◆ **PROBLEM DESCRIPTION**
Repeat, exactly and completely, the material that follows. Omit the pictures.

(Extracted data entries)
--

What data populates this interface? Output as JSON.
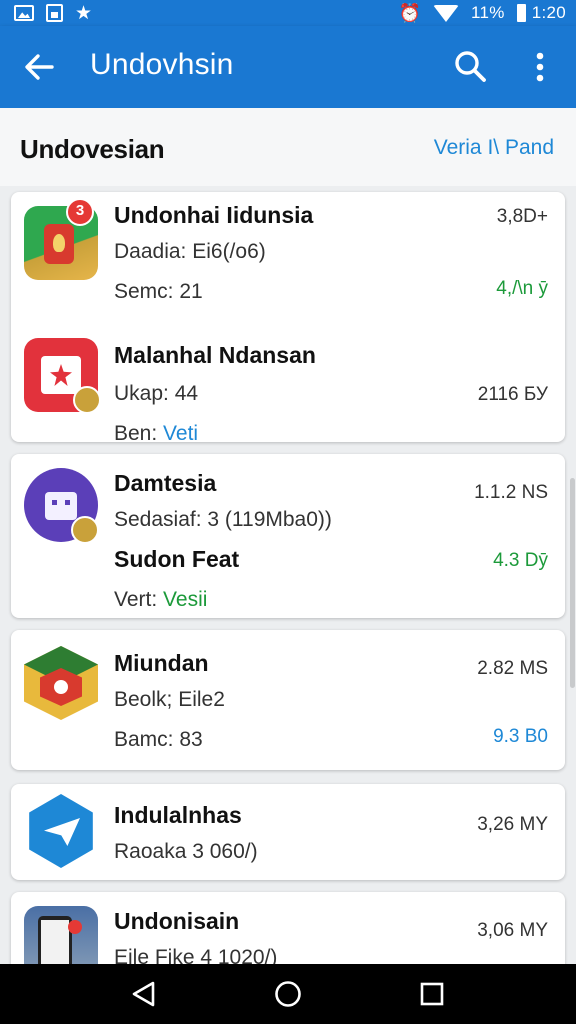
{
  "status_bar": {
    "battery_text": "11%",
    "time": "1:20",
    "icons": [
      "image-icon",
      "document-icon",
      "star-icon",
      "alarm-icon",
      "wifi-icon",
      "battery-icon"
    ]
  },
  "app_bar": {
    "title": "Undovhsin",
    "back_icon": "arrow-back-icon",
    "search_icon": "search-icon",
    "more_icon": "more-vert-icon",
    "color": "#1a78d2"
  },
  "section": {
    "title": "Undovesian",
    "link": "Veria I\\ Pand"
  },
  "apps": [
    {
      "name": "Undonhai Iidunsia",
      "line1": "Daadia: Ei6(/o6)",
      "line2": "Semc: 21",
      "size": "3,8D+",
      "size2": "4,/\\n ӯ"
    },
    {
      "name": "Malanhal Ndansan",
      "line1": "Ukap: 44",
      "line2_label": "Ben:",
      "line2_value": "Veti",
      "size": "2116 БУ"
    },
    {
      "name": "Damtesia",
      "line1": "Sedasiaf: 3 (119Mba0))",
      "line2": "Sudon Feat",
      "line3_label": "Vert:",
      "line3_value": "Vesii",
      "size": "1.1.2 NS",
      "size2": "4.3 Dӯ"
    },
    {
      "name": "Miundan",
      "line1": "Beolk; Eile2",
      "line2": "Bamc: 83",
      "size": "2.82 MS",
      "size2": "9.3 B0"
    },
    {
      "name": "Indulalnhas",
      "line1": "Raoaka 3 060/)",
      "size": "3,26 MY"
    },
    {
      "name": "Undonisain",
      "line1": "Eile Fike 4 1020/)",
      "size": "3,06 MY"
    }
  ],
  "nav_bar": {
    "icons": [
      "back-triangle-icon",
      "home-circle-icon",
      "recents-square-icon"
    ]
  }
}
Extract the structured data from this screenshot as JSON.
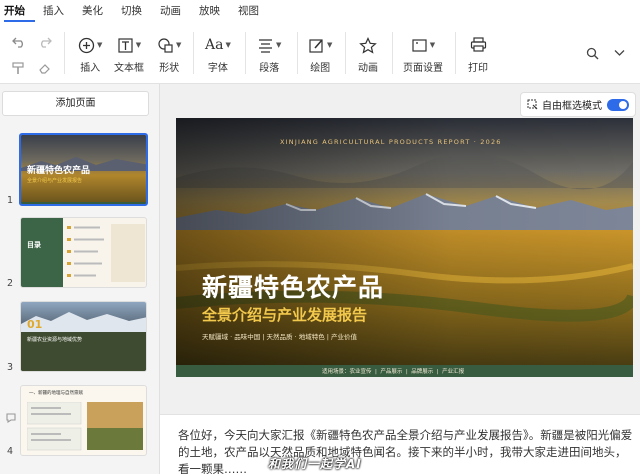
{
  "menu": {
    "items": [
      {
        "label": "开始",
        "active": true
      },
      {
        "label": "插入"
      },
      {
        "label": "美化"
      },
      {
        "label": "切换"
      },
      {
        "label": "动画"
      },
      {
        "label": "放映"
      },
      {
        "label": "视图"
      }
    ]
  },
  "toolbar": {
    "insert": "插入",
    "textbox": "文本框",
    "shape": "形状",
    "font": "字体",
    "paragraph": "段落",
    "drawing": "绘图",
    "animation": "动画",
    "page_setup": "页面设置",
    "print": "打印",
    "font_icon_text": "Aa"
  },
  "sidebar": {
    "add_page": "添加页面",
    "pages": [
      {
        "number": "1",
        "selected": true
      },
      {
        "number": "2"
      },
      {
        "number": "3"
      },
      {
        "number": "4"
      }
    ],
    "thumb1": {
      "title": "新疆特色农产品",
      "subtitle": "全景介绍与产业发展报告"
    },
    "thumb2": {
      "title": "目录"
    },
    "thumb3": {
      "number": "01",
      "title": "新疆农业资源与地域优势"
    },
    "thumb4": {
      "title": "一、新疆的地理与自然禀赋"
    }
  },
  "free_select": {
    "label": "自由框选模式",
    "enabled": true
  },
  "slide": {
    "kicker": "XINJIANG AGRICULTURAL PRODUCTS REPORT · 2026",
    "title": "新疆特色农产品",
    "subtitle": "全景介绍与产业发展报告",
    "tags": "天赋疆域 · 品味中国  |  天然品质 · 地域特色  |  产业价值",
    "footer_items": [
      "适用场景：农业宣传",
      "产品展示",
      "品牌展示",
      "产业汇报"
    ],
    "colors": {
      "title": "#ffffff",
      "subtitle": "#f2c94c",
      "band": "#385c3f"
    }
  },
  "notes": {
    "text": "各位好，今天向大家汇报《新疆特色农产品全景介绍与产业发展报告》。新疆是被阳光偏爱的土地，农产品以天然品质和地域特色闻名。接下来的半小时，我带大家走进田间地头，看一颗果……"
  },
  "watermark": "和我们一起学AI"
}
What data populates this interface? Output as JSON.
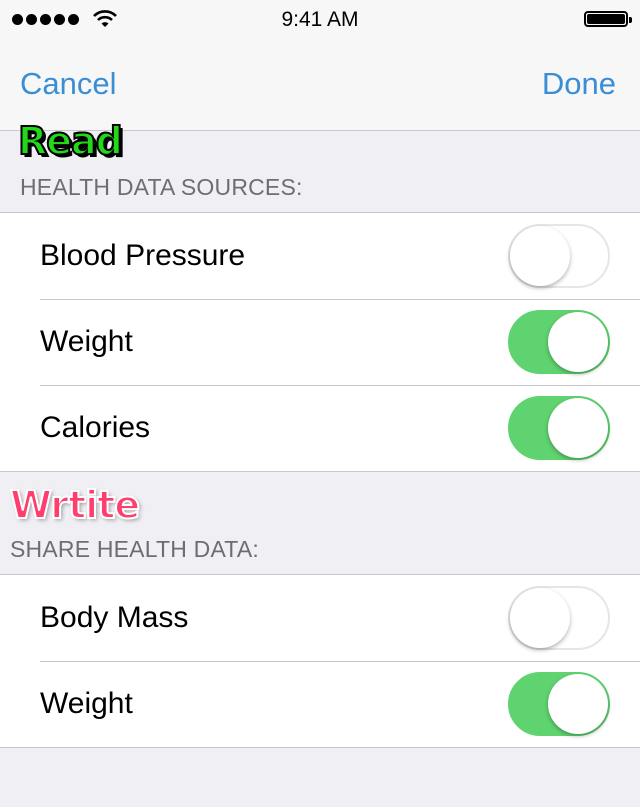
{
  "status_bar": {
    "time": "9:41 AM"
  },
  "nav": {
    "cancel_label": "Cancel",
    "done_label": "Done"
  },
  "stickers": {
    "read": "Read",
    "write": "Wrtite"
  },
  "sections": [
    {
      "header": "HEALTH DATA SOURCES:",
      "rows": [
        {
          "label": "Blood Pressure",
          "enabled": false
        },
        {
          "label": "Weight",
          "enabled": true
        },
        {
          "label": "Calories",
          "enabled": true
        }
      ]
    },
    {
      "header": "SHARE HEALTH DATA:",
      "rows": [
        {
          "label": "Body Mass",
          "enabled": false
        },
        {
          "label": "Weight",
          "enabled": true
        }
      ]
    }
  ],
  "colors": {
    "accent": "#3a8ed5",
    "toggle_on": "#5fd36f",
    "read_sticker": "#22d81a",
    "write_sticker": "#ff3d6e"
  },
  "icons": [
    "signal-dots-icon",
    "wifi-icon",
    "battery-icon"
  ]
}
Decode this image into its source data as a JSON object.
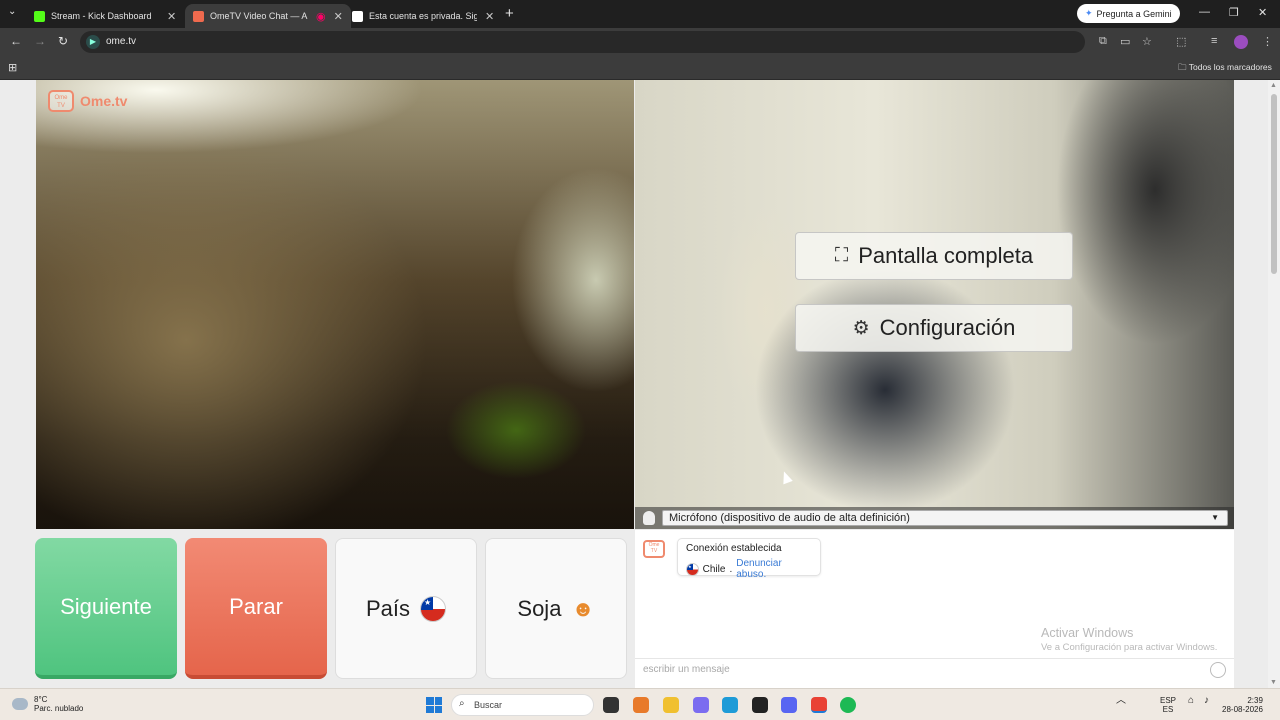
{
  "browser": {
    "tabs": [
      {
        "title": "Stream - Kick Dashboard",
        "favicon_color": "#53fc18"
      },
      {
        "title": "OmeTV Video Chat — Alter",
        "favicon_color": "#ef6a4e"
      },
      {
        "title": "Esta cuenta es privada. Sigue a",
        "favicon_color": "#222222"
      }
    ],
    "gemini_label": "Pregunta a Gemini",
    "url": "ome.tv",
    "bookmarks_all": "Todos los marcadores"
  },
  "page": {
    "logo_small": "Ome TV",
    "logo_text": "Ome.tv",
    "overlay": {
      "fullscreen_label": "Pantalla completa",
      "settings_label": "Configuración"
    },
    "mic_select_value": "Micrófono (dispositivo de audio de alta definición)",
    "controls": {
      "next_label": "Siguiente",
      "stop_label": "Parar",
      "country_label": "País",
      "gender_label": "Soja"
    },
    "chat": {
      "message_title": "Conexión establecida",
      "country": "Chile",
      "separator": ".",
      "report_link": "Denunciar abuso.",
      "watermark_line1": "Activar Windows",
      "watermark_line2": "Ve a Configuración para activar Windows.",
      "input_placeholder": "escribir un mensaje"
    }
  },
  "taskbar": {
    "weather_temp": "8°C",
    "weather_desc": "Parc. nublado",
    "search_label": "Buscar",
    "lang_top": "ESP",
    "lang_bottom": "ES",
    "time": "2:39",
    "date": "28-08-2026"
  },
  "colors": {
    "next": "#4fc47f",
    "stop": "#e5654b",
    "brand": "#ef8a6e",
    "link": "#3a7bd5"
  }
}
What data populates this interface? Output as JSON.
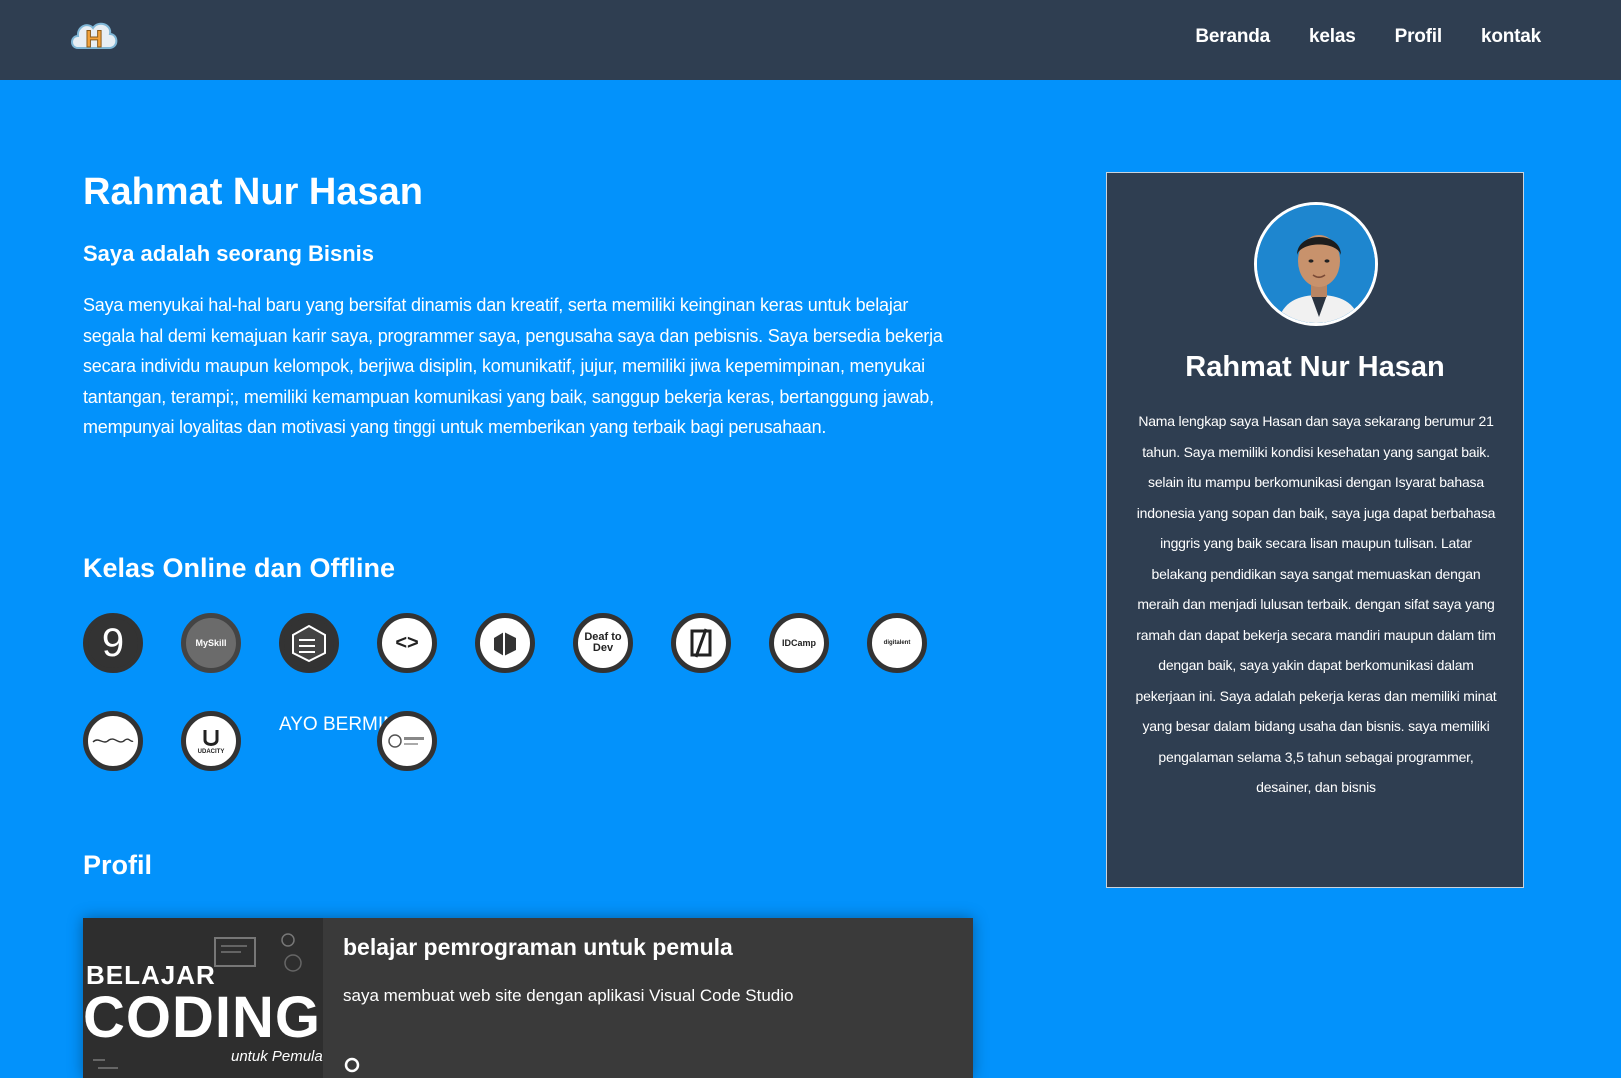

--

◆ **COMPLETED TASK**
What data populates this interface? Output as JSON.
{
  "status_bar": {
    "battery_text": "11%",
    "time": "1:20",
    "icons": [
      "image-icon",
      "document-icon",
      "star-icon",
      "alarm-icon",
      "wifi-icon",
      "battery-icon"
    ]
  },
  "app_bar": {
    "title": "Undovhsin",
    "back_icon": "arrow-back-icon",
    "search_icon": "search-icon",
    "more_icon": "more-vert-icon",
    "color": "#1a78d2"
  },
  "section": {
    "title": "Undovesian",
    "link": "Veria I\\ Pand"
  },
  "apps": [
    {
      "name": "Undonhai Iidunsia",
      "line1": "Daadia: Ei6(/o6)",
      "line2": "Semc: 21",
      "size": "3,8D+",
      "size2": "4,/\\n ӯ"
    },
    {
      "name": "Malanhal Ndansan",
      "line1": "Ukap: 44",
      "line2_label": "Ben:",
      "line2_value": "Veti",
      "size": "2116 БУ"
    },
    {
      "name": "Damtesia",
      "line1": "Sedasiaf: 3 (119Mba0))",
      "line2": "Sudon Feat",
      "line3_label": "Vert:",
      "line3_value": "Vesii",
      "size": "1.1.2 NS",
      "size2": "4.3 Dӯ"
    },
    {
      "name": "Miundan",
      "line1": "Beolk; Eile2",
      "line2": "Bamc: 83",
      "size": "2.82 MS",
      "size2": "9.3 B0"
    },
    {
      "name": "Indulalnhas",
      "line1": "Raoaka 3 060/)",
      "size": "3,26 MY"
    },
    {
      "name": "Undonisain",
      "line1": "Eile Fike 4 1020/)",
      "size": "3,06 MY"
    }
  ],
  "nav_bar": {
    "icons": [
      "back-triangle-icon",
      "home-circle-icon",
      "recents-square-icon"
    ]
  }
}
Extract the structured data from this screenshot as JSON.
{
  "menu": {
    "items": [
      {
        "label": "开始",
        "active": true
      },
      {
        "label": "插入"
      },
      {
        "label": "美化"
      },
      {
        "label": "切换"
      },
      {
        "label": "动画"
      },
      {
        "label": "放映"
      },
      {
        "label": "视图"
      }
    ]
  },
  "toolbar": {
    "insert": "插入",
    "textbox": "文本框",
    "shape": "形状",
    "font": "字体",
    "paragraph": "段落",
    "drawing": "绘图",
    "animation": "动画",
    "page_setup": "页面设置",
    "print": "打印",
    "font_icon_text": "Aa"
  },
  "sidebar": {
    "add_page": "添加页面",
    "pages": [
      {
        "number": "1",
        "selected": true
      },
      {
        "number": "2"
      },
      {
        "number": "3"
      },
      {
        "number": "4"
      }
    ],
    "thumb1": {
      "title": "新疆特色农产品",
      "subtitle": "全景介绍与产业发展报告"
    },
    "thumb2": {
      "title": "目录"
    },
    "thumb3": {
      "number": "01",
      "title": "新疆农业资源与地域优势"
    },
    "thumb4": {
      "title": "一、新疆的地理与自然禀赋"
    }
  },
  "free_select": {
    "label": "自由框选模式",
    "enabled": true
  },
  "slide": {
    "kicker": "XINJIANG AGRICULTURAL PRODUCTS REPORT · 2026",
    "title": "新疆特色农产品",
    "subtitle": "全景介绍与产业发展报告",
    "tags": "天赋疆域 · 品味中国  |  天然品质 · 地域特色  |  产业价值",
    "footer_items": [
      "适用场景：农业宣传",
      "产品展示",
      "品牌展示",
      "产业汇报"
    ],
    "colors": {
      "title": "#ffffff",
      "subtitle": "#f2c94c",
      "band": "#385c3f"
    }
  },
  "notes": {
    "text": "各位好，今天向大家汇报《新疆特色农产品全景介绍与产业发展报告》。新疆是被阳光偏爱的土地，农产品以天然品质和地域特色闻名。接下来的半小时，我带大家走进田间地头，看一颗果……"
  },
  "watermark": "和我们一起学AI"
}
What data populates this interface? Output as JSON.
{
  "status_bar": {
    "time": "9:41 AM"
  },
  "nav": {
    "cancel_label": "Cancel",
    "done_label": "Done"
  },
  "stickers": {
    "read": "Read",
    "write": "Wrtite"
  },
  "sections": [
    {
      "header": "HEALTH DATA SOURCES:",
      "rows": [
        {
          "label": "Blood Pressure",
          "enabled": false
        },
        {
          "label": "Weight",
          "enabled": true
        },
        {
          "label": "Calories",
          "enabled": true
        }
      ]
    },
    {
      "header": "SHARE HEALTH DATA:",
      "rows": [
        {
          "label": "Body Mass",
          "enabled": false
        },
        {
          "label": "Weight",
          "enabled": true
        }
      ]
    }
  ],
  "colors": {
    "accent": "#3a8ed5",
    "toggle_on": "#5fd36f",
    "read_sticker": "#22d81a",
    "write_sticker": "#ff3d6e"
  },
  "icons": [
    "signal-dots-icon",
    "wifi-icon",
    "battery-icon"
  ]
}
Decode this image into its source data as a JSON object.
{
  "browser": {
    "tabs": [
      {
        "title": "Stream - Kick Dashboard",
        "favicon_color": "#53fc18"
      },
      {
        "title": "OmeTV Video Chat — Alter",
        "favicon_color": "#ef6a4e"
      },
      {
        "title": "Esta cuenta es privada. Sigue a",
        "favicon_color": "#222222"
      }
    ],
    "gemini_label": "Pregunta a Gemini",
    "url": "ome.tv",
    "bookmarks_all": "Todos los marcadores"
  },
  "page": {
    "logo_small": "Ome TV",
    "logo_text": "Ome.tv",
    "overlay": {
      "fullscreen_label": "Pantalla completa",
      "settings_label": "Configuración"
    },
    "mic_select_value": "Micrófono (dispositivo de audio de alta definición)",
    "controls": {
      "next_label": "Siguiente",
      "stop_label": "Parar",
      "country_label": "País",
      "gender_label": "Soja"
    },
    "chat": {
      "message_title": "Conexión establecida",
      "country": "Chile",
      "separator": ".",
      "report_link": "Denunciar abuso.",
      "watermark_line1": "Activar Windows",
      "watermark_line2": "Ve a Configuración para activar Windows.",
      "input_placeholder": "escribir un mensaje"
    }
  },
  "taskbar": {
    "weather_temp": "8°C",
    "weather_desc": "Parc. nublado",
    "search_label": "Buscar",
    "lang_top": "ESP",
    "lang_bottom": "ES",
    "time": "2:39",
    "date": "28-08-2026"
  },
  "colors": {
    "next": "#4fc47f",
    "stop": "#e5654b",
    "brand": "#ef8a6e",
    "link": "#3a7bd5"
  }
}
What data populates this interface? Output as JSON.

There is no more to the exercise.